[Start AVAILABLE DATA]

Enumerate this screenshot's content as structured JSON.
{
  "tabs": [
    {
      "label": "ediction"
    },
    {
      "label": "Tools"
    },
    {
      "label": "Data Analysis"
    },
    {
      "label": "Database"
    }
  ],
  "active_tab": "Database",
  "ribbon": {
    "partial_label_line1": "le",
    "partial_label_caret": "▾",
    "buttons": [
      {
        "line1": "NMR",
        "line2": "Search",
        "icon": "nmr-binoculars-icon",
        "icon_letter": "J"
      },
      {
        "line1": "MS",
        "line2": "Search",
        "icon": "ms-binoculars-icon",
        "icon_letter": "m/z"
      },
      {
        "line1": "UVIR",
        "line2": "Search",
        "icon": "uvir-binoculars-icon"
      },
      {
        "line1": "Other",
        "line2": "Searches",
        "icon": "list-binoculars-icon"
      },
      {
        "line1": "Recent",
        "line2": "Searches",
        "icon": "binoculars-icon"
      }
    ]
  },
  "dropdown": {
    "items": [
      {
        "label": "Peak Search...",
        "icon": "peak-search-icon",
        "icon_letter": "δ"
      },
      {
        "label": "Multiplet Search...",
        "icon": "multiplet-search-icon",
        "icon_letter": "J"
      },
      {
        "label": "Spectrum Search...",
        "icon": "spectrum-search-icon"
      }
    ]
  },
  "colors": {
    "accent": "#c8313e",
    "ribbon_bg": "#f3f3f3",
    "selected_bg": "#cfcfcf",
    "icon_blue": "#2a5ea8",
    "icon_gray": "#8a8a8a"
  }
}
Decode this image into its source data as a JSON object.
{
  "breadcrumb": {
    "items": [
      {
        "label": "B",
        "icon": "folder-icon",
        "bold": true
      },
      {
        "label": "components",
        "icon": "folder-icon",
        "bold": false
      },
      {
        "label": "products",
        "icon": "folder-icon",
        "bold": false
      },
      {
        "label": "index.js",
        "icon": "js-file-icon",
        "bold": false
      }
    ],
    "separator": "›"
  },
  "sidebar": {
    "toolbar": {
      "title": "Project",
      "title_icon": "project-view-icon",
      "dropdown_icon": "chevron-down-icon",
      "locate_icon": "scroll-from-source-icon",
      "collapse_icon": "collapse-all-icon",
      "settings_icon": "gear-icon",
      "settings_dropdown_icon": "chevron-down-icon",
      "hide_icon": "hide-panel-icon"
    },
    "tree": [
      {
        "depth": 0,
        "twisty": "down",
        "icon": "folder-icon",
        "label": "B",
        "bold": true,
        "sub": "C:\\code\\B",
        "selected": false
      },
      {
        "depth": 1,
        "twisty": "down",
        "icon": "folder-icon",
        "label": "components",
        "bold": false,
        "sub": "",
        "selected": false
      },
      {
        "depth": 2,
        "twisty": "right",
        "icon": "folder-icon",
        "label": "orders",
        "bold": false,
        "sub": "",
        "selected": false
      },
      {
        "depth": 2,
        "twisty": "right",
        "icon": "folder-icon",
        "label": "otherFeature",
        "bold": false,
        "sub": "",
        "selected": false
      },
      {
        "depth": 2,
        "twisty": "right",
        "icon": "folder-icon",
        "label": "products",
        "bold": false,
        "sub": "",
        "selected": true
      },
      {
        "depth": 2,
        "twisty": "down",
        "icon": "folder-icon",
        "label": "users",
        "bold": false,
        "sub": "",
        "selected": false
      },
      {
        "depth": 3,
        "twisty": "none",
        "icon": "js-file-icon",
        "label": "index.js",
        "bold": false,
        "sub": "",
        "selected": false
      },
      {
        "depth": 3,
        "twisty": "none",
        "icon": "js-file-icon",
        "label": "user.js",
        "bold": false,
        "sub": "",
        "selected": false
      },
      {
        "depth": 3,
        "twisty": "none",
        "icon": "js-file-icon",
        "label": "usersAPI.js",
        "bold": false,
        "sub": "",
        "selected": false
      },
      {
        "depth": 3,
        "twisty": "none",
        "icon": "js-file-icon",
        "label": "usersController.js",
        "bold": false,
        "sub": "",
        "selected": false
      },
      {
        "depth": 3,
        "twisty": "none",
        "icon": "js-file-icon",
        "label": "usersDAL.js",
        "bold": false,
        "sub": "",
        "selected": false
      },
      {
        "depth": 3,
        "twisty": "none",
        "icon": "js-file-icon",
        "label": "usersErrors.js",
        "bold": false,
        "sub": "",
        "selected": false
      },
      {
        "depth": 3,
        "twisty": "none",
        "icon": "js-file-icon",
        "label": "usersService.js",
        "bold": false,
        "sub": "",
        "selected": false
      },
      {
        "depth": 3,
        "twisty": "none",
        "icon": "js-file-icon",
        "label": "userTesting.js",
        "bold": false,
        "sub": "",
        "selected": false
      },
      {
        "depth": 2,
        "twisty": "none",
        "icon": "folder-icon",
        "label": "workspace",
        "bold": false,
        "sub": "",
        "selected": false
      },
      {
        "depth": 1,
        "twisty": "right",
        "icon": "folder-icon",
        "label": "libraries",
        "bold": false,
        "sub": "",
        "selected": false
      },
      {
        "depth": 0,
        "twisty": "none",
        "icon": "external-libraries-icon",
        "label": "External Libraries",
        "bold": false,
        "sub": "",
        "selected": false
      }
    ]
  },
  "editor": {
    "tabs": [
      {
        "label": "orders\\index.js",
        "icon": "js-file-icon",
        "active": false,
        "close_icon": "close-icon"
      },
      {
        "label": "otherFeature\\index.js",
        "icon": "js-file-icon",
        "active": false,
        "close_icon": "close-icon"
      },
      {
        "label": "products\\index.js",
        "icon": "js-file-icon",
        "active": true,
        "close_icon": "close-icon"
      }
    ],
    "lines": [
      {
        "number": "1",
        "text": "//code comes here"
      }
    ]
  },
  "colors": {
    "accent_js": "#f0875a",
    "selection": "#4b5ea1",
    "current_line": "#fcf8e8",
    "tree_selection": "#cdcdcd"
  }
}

[End AVAILABLE DATA]

§ EXERCISE DETAILS: Work out how many lines of the data above contain the string "Database" and give the number alone.

§ TASK ANSWER: 2